**Set problem:**
Exclude the pictures, then copy all remaining records exactly.

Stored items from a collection
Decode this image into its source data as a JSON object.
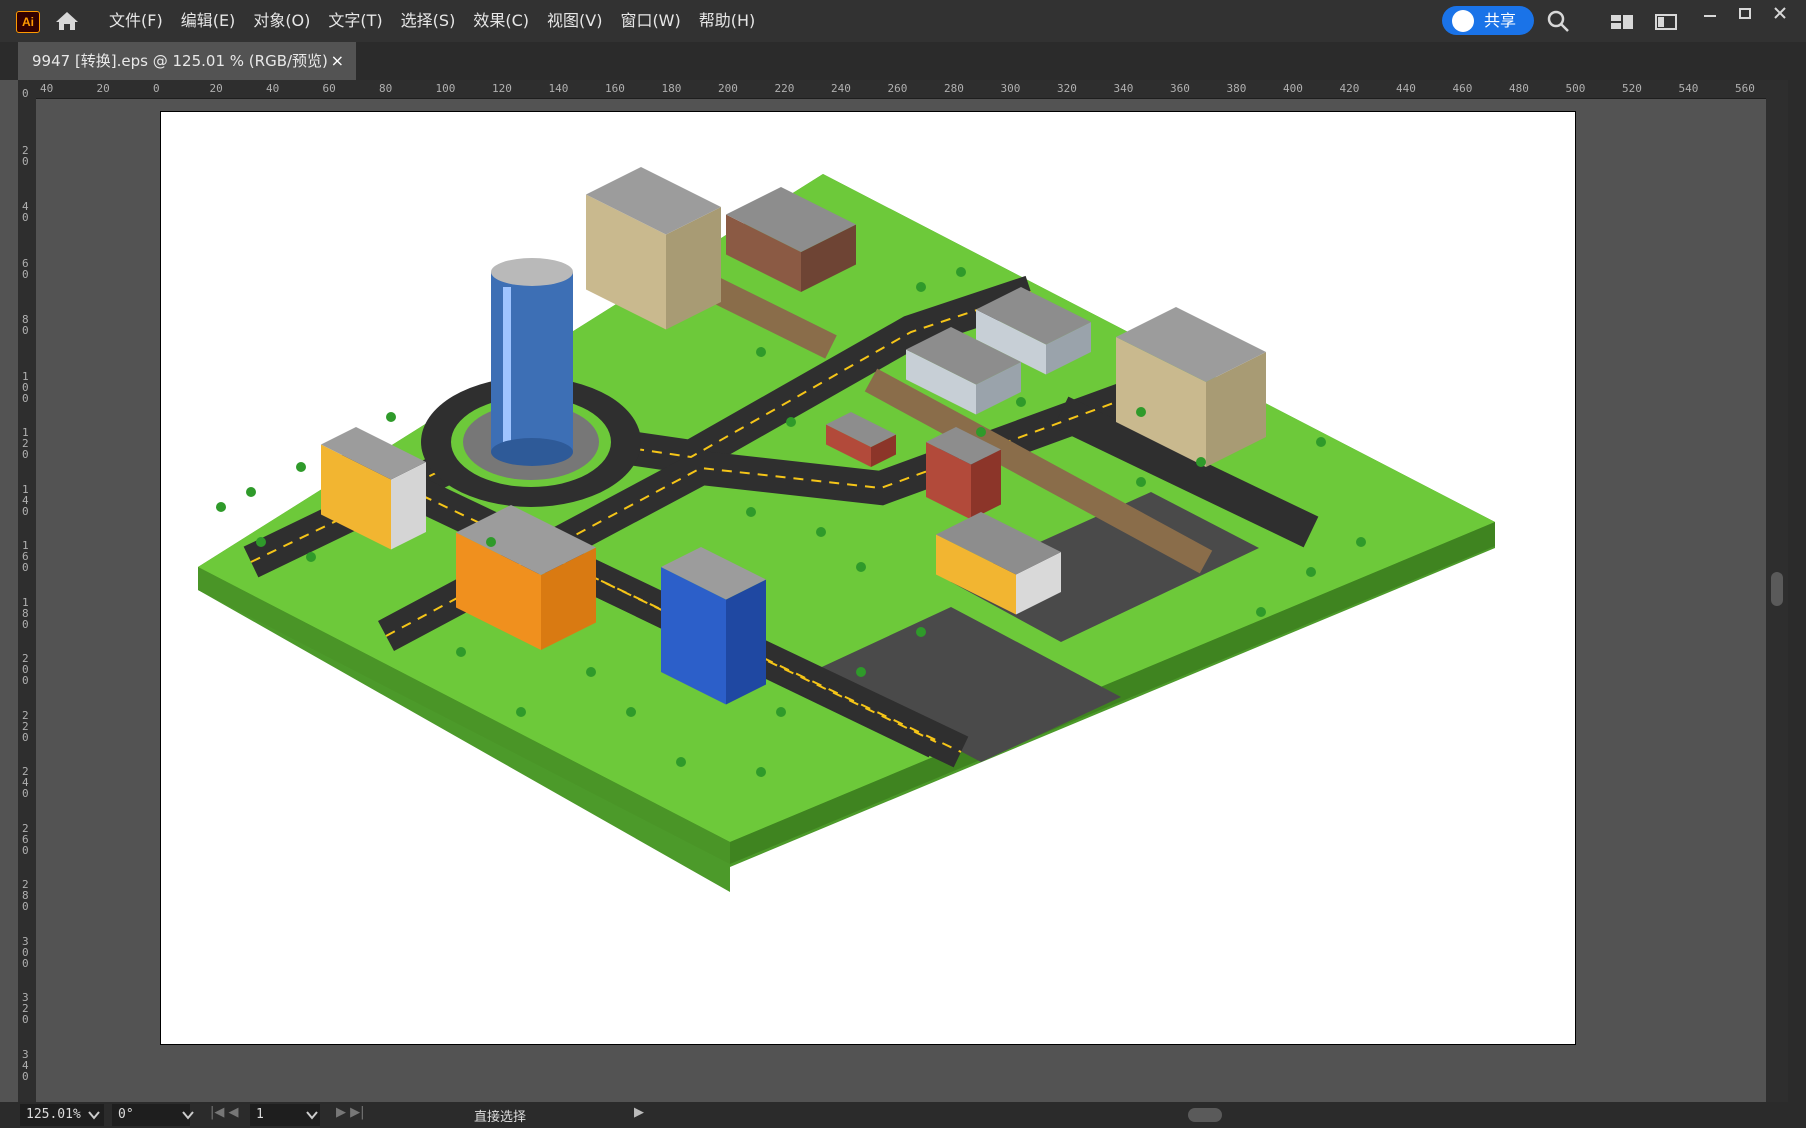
{
  "app": {
    "logo_text": "Ai",
    "brand_color": "#ff9a00"
  },
  "menu": {
    "items": [
      "文件(F)",
      "编辑(E)",
      "对象(O)",
      "文字(T)",
      "选择(S)",
      "效果(C)",
      "视图(V)",
      "窗口(W)",
      "帮助(H)"
    ]
  },
  "share": {
    "label": "共享",
    "color": "#1a73e8"
  },
  "icons": {
    "home": "home-icon",
    "search": "search-icon",
    "layout": "layout-icon",
    "panel": "panel-icon"
  },
  "tab": {
    "title": "9947 [转换].eps @ 125.01 % (RGB/预览)",
    "close": "×"
  },
  "ruler_h": [
    "40",
    "20",
    "0",
    "20",
    "40",
    "60",
    "80",
    "100",
    "120",
    "140",
    "160",
    "180",
    "200",
    "220",
    "240",
    "260",
    "280",
    "300",
    "320",
    "340",
    "360",
    "380",
    "400",
    "420",
    "440",
    "460",
    "480",
    "500",
    "520",
    "540",
    "560"
  ],
  "ruler_v": [
    "0",
    "20",
    "40",
    "60",
    "80",
    "100",
    "120",
    "140",
    "160",
    "180",
    "200",
    "220",
    "240",
    "260",
    "280",
    "300",
    "320",
    "340"
  ],
  "status": {
    "zoom": "125.01%",
    "rotate": "0°",
    "artboard": "1",
    "tool": "直接选择"
  }
}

**Answer to the task:**
Decode this image into its source data as a JSON object.
{
  "app": {
    "logo_text": "Ai",
    "brand_color": "#ff9a00"
  },
  "menu": {
    "items": [
      "文件(F)",
      "编辑(E)",
      "对象(O)",
      "文字(T)",
      "选择(S)",
      "效果(C)",
      "视图(V)",
      "窗口(W)",
      "帮助(H)"
    ]
  },
  "share": {
    "label": "共享",
    "color": "#1a73e8"
  },
  "icons": {
    "home": "home-icon",
    "search": "search-icon",
    "layout": "layout-icon",
    "panel": "panel-icon"
  },
  "tab": {
    "title": "9947 [转换].eps @ 125.01 % (RGB/预览)",
    "close": "×"
  },
  "ruler_h": [
    "40",
    "20",
    "0",
    "20",
    "40",
    "60",
    "80",
    "100",
    "120",
    "140",
    "160",
    "180",
    "200",
    "220",
    "240",
    "260",
    "280",
    "300",
    "320",
    "340",
    "360",
    "380",
    "400",
    "420",
    "440",
    "460",
    "480",
    "500",
    "520",
    "540",
    "560"
  ],
  "ruler_v": [
    "0",
    "20",
    "40",
    "60",
    "80",
    "100",
    "120",
    "140",
    "160",
    "180",
    "200",
    "220",
    "240",
    "260",
    "280",
    "300",
    "320",
    "340"
  ],
  "status": {
    "zoom": "125.01%",
    "rotate": "0°",
    "artboard": "1",
    "tool": "直接选择"
  }
}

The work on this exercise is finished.